▶ WORK TO BE COMPLETED: Copy all of the records below verbatim.

▶ RECORDS SUPPLIED:
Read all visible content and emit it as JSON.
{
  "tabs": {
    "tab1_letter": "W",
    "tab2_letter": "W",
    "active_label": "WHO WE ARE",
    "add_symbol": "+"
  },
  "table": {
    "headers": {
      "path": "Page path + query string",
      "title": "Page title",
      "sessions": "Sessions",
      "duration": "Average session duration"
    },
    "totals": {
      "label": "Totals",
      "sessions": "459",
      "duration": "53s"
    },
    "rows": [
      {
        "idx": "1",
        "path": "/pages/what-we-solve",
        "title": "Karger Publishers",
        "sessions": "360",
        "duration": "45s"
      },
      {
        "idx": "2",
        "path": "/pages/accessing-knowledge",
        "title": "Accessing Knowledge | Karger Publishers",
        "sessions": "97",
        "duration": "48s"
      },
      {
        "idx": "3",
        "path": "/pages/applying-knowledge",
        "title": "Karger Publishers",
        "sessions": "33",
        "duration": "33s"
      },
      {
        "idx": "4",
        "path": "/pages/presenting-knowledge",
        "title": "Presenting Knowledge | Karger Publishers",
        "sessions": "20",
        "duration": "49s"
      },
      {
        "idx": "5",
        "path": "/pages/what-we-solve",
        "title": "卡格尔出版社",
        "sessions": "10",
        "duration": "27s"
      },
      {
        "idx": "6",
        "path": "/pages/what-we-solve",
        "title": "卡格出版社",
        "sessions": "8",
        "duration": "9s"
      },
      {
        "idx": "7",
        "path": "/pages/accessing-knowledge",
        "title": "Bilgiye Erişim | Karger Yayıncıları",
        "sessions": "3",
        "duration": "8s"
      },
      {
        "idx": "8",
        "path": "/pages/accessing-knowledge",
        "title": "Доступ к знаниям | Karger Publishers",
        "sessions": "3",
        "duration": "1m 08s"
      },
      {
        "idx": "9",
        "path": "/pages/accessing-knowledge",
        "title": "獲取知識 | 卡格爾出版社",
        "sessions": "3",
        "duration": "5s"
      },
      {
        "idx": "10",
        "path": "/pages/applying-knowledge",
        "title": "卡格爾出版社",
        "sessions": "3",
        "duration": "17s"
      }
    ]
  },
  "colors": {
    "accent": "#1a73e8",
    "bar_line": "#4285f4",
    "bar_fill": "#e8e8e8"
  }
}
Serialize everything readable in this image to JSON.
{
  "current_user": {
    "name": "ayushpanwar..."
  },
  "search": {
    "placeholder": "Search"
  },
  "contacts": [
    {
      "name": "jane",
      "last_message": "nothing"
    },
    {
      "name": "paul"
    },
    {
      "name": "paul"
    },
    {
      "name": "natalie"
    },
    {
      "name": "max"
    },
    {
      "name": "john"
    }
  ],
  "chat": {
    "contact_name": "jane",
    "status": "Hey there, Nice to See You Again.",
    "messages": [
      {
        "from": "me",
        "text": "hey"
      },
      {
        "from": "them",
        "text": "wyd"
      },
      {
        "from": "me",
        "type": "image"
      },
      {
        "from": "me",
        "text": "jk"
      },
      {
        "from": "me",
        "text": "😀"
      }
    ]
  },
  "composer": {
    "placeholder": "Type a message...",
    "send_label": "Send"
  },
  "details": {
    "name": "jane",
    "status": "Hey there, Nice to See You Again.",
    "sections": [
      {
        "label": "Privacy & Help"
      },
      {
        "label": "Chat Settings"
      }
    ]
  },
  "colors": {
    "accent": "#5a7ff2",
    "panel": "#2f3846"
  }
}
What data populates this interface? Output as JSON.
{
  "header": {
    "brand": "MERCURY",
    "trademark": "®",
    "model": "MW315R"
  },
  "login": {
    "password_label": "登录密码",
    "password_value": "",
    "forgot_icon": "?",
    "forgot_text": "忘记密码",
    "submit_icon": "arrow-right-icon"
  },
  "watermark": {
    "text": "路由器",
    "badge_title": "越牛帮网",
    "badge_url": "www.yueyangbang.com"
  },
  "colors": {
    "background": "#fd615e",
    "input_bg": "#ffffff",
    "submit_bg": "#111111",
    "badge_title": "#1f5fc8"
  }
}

▶ SOLUTION TO THIS EXERCISE:
Read all visible content and emit it as JSON.
{
  "tabs": {
    "tab1_letter": "W",
    "tab2_letter": "W",
    "active_label": "WHO WE ARE",
    "add_symbol": "+"
  },
  "table": {
    "headers": {
      "path": "Page path + query string",
      "title": "Page title",
      "sessions": "Sessions",
      "duration": "Average session duration"
    },
    "totals": {
      "label": "Totals",
      "sessions": "459",
      "duration": "53s"
    },
    "rows": [
      {
        "idx": "1",
        "path": "/pages/what-we-solve",
        "title": "Karger Publishers",
        "sessions": "360",
        "duration": "45s"
      },
      {
        "idx": "2",
        "path": "/pages/accessing-knowledge",
        "title": "Accessing Knowledge | Karger Publishers",
        "sessions": "97",
        "duration": "48s"
      },
      {
        "idx": "3",
        "path": "/pages/applying-knowledge",
        "title": "Karger Publishers",
        "sessions": "33",
        "duration": "33s"
      },
      {
        "idx": "4",
        "path": "/pages/presenting-knowledge",
        "title": "Presenting Knowledge | Karger Publishers",
        "sessions": "20",
        "duration": "49s"
      },
      {
        "idx": "5",
        "path": "/pages/what-we-solve",
        "title": "卡格尔出版社",
        "sessions": "10",
        "duration": "27s"
      },
      {
        "idx": "6",
        "path": "/pages/what-we-solve",
        "title": "卡格出版社",
        "sessions": "8",
        "duration": "9s"
      },
      {
        "idx": "7",
        "path": "/pages/accessing-knowledge",
        "title": "Bilgiye Erişim | Karger Yayıncıları",
        "sessions": "3",
        "duration": "8s"
      },
      {
        "idx": "8",
        "path": "/pages/accessing-knowledge",
        "title": "Доступ к знаниям | Karger Publishers",
        "sessions": "3",
        "duration": "1m 08s"
      },
      {
        "idx": "9",
        "path": "/pages/accessing-knowledge",
        "title": "獲取知識 | 卡格爾出版社",
        "sessions": "3",
        "duration": "5s"
      },
      {
        "idx": "10",
        "path": "/pages/applying-knowledge",
        "title": "卡格爾出版社",
        "sessions": "3",
        "duration": "17s"
      }
    ]
  },
  "colors": {
    "accent": "#1a73e8",
    "bar_line": "#4285f4",
    "bar_fill": "#e8e8e8"
  }
}
Serialize everything readable in this image to JSON.
{
  "current_user": {
    "name": "ayushpanwar..."
  },
  "search": {
    "placeholder": "Search"
  },
  "contacts": [
    {
      "name": "jane",
      "last_message": "nothing"
    },
    {
      "name": "paul"
    },
    {
      "name": "paul"
    },
    {
      "name": "natalie"
    },
    {
      "name": "max"
    },
    {
      "name": "john"
    }
  ],
  "chat": {
    "contact_name": "jane",
    "status": "Hey there, Nice to See You Again.",
    "messages": [
      {
        "from": "me",
        "text": "hey"
      },
      {
        "from": "them",
        "text": "wyd"
      },
      {
        "from": "me",
        "type": "image"
      },
      {
        "from": "me",
        "text": "jk"
      },
      {
        "from": "me",
        "text": "😀"
      }
    ]
  },
  "composer": {
    "placeholder": "Type a message...",
    "send_label": "Send"
  },
  "details": {
    "name": "jane",
    "status": "Hey there, Nice to See You Again.",
    "sections": [
      {
        "label": "Privacy & Help"
      },
      {
        "label": "Chat Settings"
      }
    ]
  },
  "colors": {
    "accent": "#5a7ff2",
    "panel": "#2f3846"
  }
}
What data populates this interface? Output as JSON.
{
  "header": {
    "brand": "MERCURY",
    "trademark": "®",
    "model": "MW315R"
  },
  "login": {
    "password_label": "登录密码",
    "password_value": "",
    "forgot_icon": "?",
    "forgot_text": "忘记密码",
    "submit_icon": "arrow-right-icon"
  },
  "watermark": {
    "text": "路由器",
    "badge_title": "越牛帮网",
    "badge_url": "www.yueyangbang.com"
  },
  "colors": {
    "background": "#fd615e",
    "input_bg": "#ffffff",
    "submit_bg": "#111111",
    "badge_title": "#1f5fc8"
  }
}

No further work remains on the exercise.